* [DATA FOR PROCESSING]:
________________

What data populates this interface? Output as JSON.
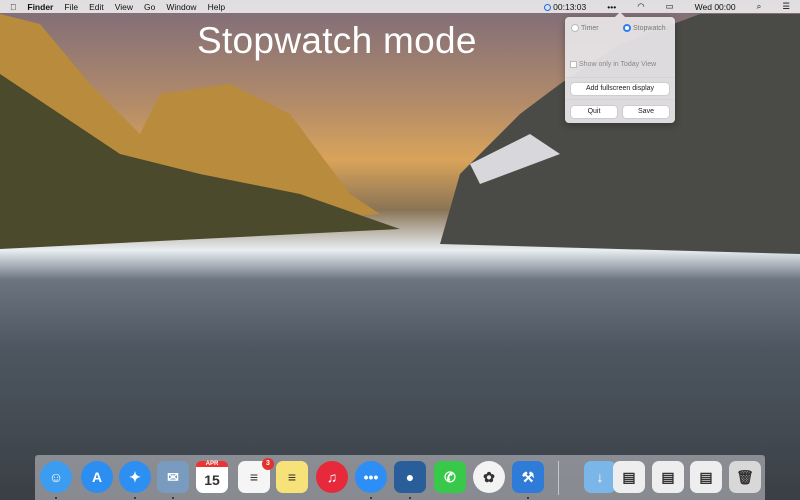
{
  "menubar": {
    "apple": "",
    "app": "Finder",
    "items": [
      "File",
      "Edit",
      "View",
      "Go",
      "Window",
      "Help"
    ],
    "timer": "00:13:03",
    "more": "•••",
    "clock": "Wed 00:00"
  },
  "overlay_title": "Stopwatch mode",
  "popover": {
    "timer": "Timer",
    "stopwatch": "Stopwatch",
    "mode": "stopwatch",
    "show_today": "Show only in Today View",
    "show_today_checked": false,
    "add_fullscreen": "Add fullscreen display",
    "quit": "Quit",
    "save": "Save"
  },
  "dock": {
    "apps": [
      {
        "name": "Finder",
        "glyph": "☺",
        "color": "#3b9cf0",
        "running": true
      },
      {
        "name": "App Store",
        "glyph": "A",
        "color": "#2b8ef0",
        "running": false
      },
      {
        "name": "Safari",
        "glyph": "✦",
        "color": "#2e8ff2",
        "running": true
      },
      {
        "name": "Mail",
        "glyph": "✉",
        "color": "#7a9bc0",
        "running": true
      },
      {
        "name": "Calendar",
        "glyph": "15",
        "color": "#ffffff",
        "running": false,
        "sub": "APR"
      },
      {
        "name": "Reminders",
        "glyph": "≡",
        "color": "#f5f5f5",
        "running": false,
        "badge": "3"
      },
      {
        "name": "Notes",
        "glyph": "≡",
        "color": "#f7e27a",
        "running": false
      },
      {
        "name": "iTunes",
        "glyph": "♫",
        "color": "#e62a3c",
        "running": false
      },
      {
        "name": "Messages",
        "glyph": "•••",
        "color": "#2d8ef5",
        "running": true
      },
      {
        "name": "Tweetbot",
        "glyph": "●",
        "color": "#2a5e9a",
        "running": true
      },
      {
        "name": "FaceTime",
        "glyph": "✆",
        "color": "#39c94a",
        "running": false
      },
      {
        "name": "Photos",
        "glyph": "✿",
        "color": "#f3f3f3",
        "running": false
      },
      {
        "name": "Xcode",
        "glyph": "⚒",
        "color": "#2f7bd8",
        "running": true
      }
    ],
    "stacks": [
      {
        "name": "Downloads",
        "glyph": "↓",
        "color": "#7bb6e8"
      },
      {
        "name": "Screenshot",
        "glyph": "▤",
        "color": "#eeeeee"
      },
      {
        "name": "Screenshot 2",
        "glyph": "▤",
        "color": "#eeeeee"
      },
      {
        "name": "Screenshot 3",
        "glyph": "▤",
        "color": "#eeeeee"
      },
      {
        "name": "Trash",
        "glyph": "🗑",
        "color": "#d8d8d8"
      }
    ]
  }
}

________________

* [WORK TO BE COMPLETED]: What comes back should match the records exactly, minus any pictures.

* [RESPONSE TO THE TASK]:
What data populates this interface? Output as JSON.
{
  "menubar": {
    "apple": "",
    "app": "Finder",
    "items": [
      "File",
      "Edit",
      "View",
      "Go",
      "Window",
      "Help"
    ],
    "timer": "00:13:03",
    "more": "•••",
    "clock": "Wed 00:00"
  },
  "overlay_title": "Stopwatch mode",
  "popover": {
    "timer": "Timer",
    "stopwatch": "Stopwatch",
    "mode": "stopwatch",
    "show_today": "Show only in Today View",
    "show_today_checked": false,
    "add_fullscreen": "Add fullscreen display",
    "quit": "Quit",
    "save": "Save"
  },
  "dock": {
    "apps": [
      {
        "name": "Finder",
        "glyph": "☺",
        "color": "#3b9cf0",
        "running": true
      },
      {
        "name": "App Store",
        "glyph": "A",
        "color": "#2b8ef0",
        "running": false
      },
      {
        "name": "Safari",
        "glyph": "✦",
        "color": "#2e8ff2",
        "running": true
      },
      {
        "name": "Mail",
        "glyph": "✉",
        "color": "#7a9bc0",
        "running": true
      },
      {
        "name": "Calendar",
        "glyph": "15",
        "color": "#ffffff",
        "running": false,
        "sub": "APR"
      },
      {
        "name": "Reminders",
        "glyph": "≡",
        "color": "#f5f5f5",
        "running": false,
        "badge": "3"
      },
      {
        "name": "Notes",
        "glyph": "≡",
        "color": "#f7e27a",
        "running": false
      },
      {
        "name": "iTunes",
        "glyph": "♫",
        "color": "#e62a3c",
        "running": false
      },
      {
        "name": "Messages",
        "glyph": "•••",
        "color": "#2d8ef5",
        "running": true
      },
      {
        "name": "Tweetbot",
        "glyph": "●",
        "color": "#2a5e9a",
        "running": true
      },
      {
        "name": "FaceTime",
        "glyph": "✆",
        "color": "#39c94a",
        "running": false
      },
      {
        "name": "Photos",
        "glyph": "✿",
        "color": "#f3f3f3",
        "running": false
      },
      {
        "name": "Xcode",
        "glyph": "⚒",
        "color": "#2f7bd8",
        "running": true
      }
    ],
    "stacks": [
      {
        "name": "Downloads",
        "glyph": "↓",
        "color": "#7bb6e8"
      },
      {
        "name": "Screenshot",
        "glyph": "▤",
        "color": "#eeeeee"
      },
      {
        "name": "Screenshot 2",
        "glyph": "▤",
        "color": "#eeeeee"
      },
      {
        "name": "Screenshot 3",
        "glyph": "▤",
        "color": "#eeeeee"
      },
      {
        "name": "Trash",
        "glyph": "🗑",
        "color": "#d8d8d8"
      }
    ]
  }
}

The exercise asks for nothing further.